● **Task to carry out**
Copy out each line containing "logger" from the entries below.

● **Data shown**
·····
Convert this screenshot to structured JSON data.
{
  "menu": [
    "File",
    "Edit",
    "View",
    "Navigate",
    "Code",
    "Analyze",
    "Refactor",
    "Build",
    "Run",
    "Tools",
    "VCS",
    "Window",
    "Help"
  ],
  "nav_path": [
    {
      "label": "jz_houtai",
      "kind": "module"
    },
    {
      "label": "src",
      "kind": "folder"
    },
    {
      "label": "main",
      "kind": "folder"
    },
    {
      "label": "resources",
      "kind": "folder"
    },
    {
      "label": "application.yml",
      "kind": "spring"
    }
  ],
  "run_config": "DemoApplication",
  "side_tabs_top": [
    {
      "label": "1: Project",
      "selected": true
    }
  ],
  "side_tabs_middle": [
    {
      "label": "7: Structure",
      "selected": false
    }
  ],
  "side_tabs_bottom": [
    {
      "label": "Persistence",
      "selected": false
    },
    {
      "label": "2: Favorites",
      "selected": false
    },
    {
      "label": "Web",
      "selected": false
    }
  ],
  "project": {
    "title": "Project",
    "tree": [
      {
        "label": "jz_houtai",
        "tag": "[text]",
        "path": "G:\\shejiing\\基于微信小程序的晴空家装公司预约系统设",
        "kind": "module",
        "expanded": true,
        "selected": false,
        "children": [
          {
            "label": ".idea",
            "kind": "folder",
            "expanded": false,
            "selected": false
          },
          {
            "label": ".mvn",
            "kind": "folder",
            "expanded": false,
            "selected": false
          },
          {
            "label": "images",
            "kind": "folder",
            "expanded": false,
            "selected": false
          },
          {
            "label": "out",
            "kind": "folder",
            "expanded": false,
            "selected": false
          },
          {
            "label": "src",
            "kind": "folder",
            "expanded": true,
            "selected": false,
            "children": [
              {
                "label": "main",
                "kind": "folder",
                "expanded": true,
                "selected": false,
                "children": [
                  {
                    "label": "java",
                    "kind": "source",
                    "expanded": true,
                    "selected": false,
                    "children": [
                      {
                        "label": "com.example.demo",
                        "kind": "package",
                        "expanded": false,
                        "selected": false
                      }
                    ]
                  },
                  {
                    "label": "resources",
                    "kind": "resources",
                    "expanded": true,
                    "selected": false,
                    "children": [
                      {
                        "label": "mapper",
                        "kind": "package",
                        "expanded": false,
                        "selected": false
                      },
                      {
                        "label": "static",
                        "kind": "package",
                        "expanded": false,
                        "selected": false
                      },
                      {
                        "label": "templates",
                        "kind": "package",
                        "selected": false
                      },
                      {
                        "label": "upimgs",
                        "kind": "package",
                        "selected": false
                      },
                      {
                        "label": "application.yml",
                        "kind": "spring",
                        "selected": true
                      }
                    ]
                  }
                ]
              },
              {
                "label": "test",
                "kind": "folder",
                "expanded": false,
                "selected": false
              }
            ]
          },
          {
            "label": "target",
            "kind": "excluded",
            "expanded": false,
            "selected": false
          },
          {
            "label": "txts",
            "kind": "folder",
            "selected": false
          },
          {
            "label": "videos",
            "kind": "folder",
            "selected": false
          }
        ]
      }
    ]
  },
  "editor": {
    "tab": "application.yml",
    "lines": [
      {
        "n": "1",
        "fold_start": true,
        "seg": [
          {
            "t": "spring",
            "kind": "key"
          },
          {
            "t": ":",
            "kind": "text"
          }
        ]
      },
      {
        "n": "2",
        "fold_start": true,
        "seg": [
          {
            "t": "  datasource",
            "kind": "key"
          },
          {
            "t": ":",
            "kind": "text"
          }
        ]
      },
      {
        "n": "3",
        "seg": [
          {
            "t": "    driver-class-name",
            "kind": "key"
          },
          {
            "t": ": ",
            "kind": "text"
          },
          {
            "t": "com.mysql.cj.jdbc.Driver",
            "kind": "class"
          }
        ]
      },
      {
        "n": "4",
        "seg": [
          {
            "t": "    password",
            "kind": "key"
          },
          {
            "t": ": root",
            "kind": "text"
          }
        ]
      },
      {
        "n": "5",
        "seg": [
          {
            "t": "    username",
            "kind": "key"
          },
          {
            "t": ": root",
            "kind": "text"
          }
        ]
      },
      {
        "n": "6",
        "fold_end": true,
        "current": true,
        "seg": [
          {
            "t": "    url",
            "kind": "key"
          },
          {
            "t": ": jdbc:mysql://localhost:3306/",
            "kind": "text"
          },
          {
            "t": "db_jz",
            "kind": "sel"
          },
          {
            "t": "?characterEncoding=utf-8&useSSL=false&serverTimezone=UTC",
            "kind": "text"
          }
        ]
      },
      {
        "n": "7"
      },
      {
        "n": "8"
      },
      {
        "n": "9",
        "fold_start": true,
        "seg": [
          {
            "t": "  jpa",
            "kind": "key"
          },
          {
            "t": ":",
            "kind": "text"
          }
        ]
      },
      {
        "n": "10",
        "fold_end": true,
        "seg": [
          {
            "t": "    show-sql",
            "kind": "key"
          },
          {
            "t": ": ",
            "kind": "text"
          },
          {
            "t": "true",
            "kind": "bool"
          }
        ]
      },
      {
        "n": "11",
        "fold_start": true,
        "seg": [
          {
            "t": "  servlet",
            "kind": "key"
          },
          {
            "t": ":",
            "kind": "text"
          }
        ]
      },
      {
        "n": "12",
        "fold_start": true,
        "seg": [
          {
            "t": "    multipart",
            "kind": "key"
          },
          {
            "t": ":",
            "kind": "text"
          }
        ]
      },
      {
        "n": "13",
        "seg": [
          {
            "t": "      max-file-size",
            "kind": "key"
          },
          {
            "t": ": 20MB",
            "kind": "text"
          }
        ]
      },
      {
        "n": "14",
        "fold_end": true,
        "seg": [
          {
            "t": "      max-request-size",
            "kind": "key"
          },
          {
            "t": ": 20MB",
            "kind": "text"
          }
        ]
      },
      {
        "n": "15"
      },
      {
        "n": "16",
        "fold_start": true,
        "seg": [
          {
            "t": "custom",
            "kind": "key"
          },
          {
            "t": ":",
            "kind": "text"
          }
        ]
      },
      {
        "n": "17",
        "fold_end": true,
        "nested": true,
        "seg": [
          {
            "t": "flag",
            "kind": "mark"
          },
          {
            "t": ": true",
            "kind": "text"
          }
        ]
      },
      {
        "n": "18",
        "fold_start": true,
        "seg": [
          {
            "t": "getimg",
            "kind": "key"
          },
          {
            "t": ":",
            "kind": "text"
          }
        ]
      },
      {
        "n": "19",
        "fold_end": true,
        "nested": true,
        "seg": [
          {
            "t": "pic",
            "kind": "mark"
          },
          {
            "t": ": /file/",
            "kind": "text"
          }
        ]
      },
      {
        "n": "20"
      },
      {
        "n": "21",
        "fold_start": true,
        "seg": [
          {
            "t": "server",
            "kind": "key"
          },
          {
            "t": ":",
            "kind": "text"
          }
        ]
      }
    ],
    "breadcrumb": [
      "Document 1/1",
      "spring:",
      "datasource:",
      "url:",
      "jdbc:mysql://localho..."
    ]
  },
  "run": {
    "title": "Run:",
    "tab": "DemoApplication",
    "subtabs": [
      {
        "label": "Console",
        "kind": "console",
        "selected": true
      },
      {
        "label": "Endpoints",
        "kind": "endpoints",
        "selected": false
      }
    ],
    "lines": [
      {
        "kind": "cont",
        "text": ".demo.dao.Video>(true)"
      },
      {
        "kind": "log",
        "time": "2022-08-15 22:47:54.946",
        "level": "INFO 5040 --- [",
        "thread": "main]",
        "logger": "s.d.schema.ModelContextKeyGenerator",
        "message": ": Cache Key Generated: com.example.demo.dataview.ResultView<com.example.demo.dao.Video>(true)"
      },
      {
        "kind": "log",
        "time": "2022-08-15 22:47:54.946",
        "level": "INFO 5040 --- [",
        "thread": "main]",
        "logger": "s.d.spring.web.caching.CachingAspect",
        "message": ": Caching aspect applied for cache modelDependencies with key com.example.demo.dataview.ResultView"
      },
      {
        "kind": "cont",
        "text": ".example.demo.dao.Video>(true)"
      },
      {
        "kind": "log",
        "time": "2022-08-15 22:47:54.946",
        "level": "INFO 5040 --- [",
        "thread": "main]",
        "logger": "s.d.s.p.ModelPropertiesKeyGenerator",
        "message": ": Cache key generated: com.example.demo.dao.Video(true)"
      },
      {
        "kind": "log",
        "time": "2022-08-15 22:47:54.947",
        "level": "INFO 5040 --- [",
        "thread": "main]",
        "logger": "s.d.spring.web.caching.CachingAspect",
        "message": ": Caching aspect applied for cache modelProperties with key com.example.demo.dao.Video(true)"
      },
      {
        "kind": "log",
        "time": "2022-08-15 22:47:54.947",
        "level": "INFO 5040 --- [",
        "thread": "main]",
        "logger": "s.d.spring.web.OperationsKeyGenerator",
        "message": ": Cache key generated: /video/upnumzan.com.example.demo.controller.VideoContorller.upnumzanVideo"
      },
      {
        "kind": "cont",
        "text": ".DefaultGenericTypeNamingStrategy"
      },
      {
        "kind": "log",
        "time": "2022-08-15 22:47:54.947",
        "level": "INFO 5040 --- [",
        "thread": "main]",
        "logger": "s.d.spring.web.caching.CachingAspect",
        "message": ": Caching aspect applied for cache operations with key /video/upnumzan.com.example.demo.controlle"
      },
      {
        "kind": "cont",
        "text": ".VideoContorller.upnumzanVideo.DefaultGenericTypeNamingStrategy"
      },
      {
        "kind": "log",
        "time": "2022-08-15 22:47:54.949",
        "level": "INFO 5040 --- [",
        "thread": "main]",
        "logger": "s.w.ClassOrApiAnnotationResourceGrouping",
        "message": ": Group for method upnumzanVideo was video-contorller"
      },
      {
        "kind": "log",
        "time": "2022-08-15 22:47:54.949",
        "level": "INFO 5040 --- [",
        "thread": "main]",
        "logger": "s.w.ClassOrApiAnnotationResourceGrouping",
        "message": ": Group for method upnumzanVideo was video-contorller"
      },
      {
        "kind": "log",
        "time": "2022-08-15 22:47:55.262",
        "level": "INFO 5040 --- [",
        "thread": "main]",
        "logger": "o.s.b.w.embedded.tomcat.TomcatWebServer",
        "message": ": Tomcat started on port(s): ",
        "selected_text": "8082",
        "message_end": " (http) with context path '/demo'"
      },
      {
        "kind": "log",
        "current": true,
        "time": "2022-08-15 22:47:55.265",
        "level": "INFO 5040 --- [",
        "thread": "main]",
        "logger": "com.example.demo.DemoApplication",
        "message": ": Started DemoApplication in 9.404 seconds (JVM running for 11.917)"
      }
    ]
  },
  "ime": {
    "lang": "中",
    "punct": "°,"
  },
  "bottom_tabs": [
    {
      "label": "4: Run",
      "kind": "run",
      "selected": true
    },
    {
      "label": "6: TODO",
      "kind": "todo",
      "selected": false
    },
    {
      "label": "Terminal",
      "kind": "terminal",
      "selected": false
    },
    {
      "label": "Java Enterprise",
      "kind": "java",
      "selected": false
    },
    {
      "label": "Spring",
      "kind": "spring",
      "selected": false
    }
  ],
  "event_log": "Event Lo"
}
·····
● **Full output**
        "logger": "s.d.schema.ModelContextKeyGenerator",
        "logger": "s.d.spring.web.caching.CachingAspect",
        "logger": "s.d.s.p.ModelPropertiesKeyGenerator",
        "logger": "s.d.spring.web.caching.CachingAspect",
        "logger": "s.d.spring.web.OperationsKeyGenerator",
        "logger": "s.d.spring.web.caching.CachingAspect",
        "logger": "s.w.ClassOrApiAnnotationResourceGrouping",
        "logger": "s.w.ClassOrApiAnnotationResourceGrouping",
        "logger": "o.s.b.w.embedded.tomcat.TomcatWebServer",
        "logger": "com.example.demo.DemoApplication",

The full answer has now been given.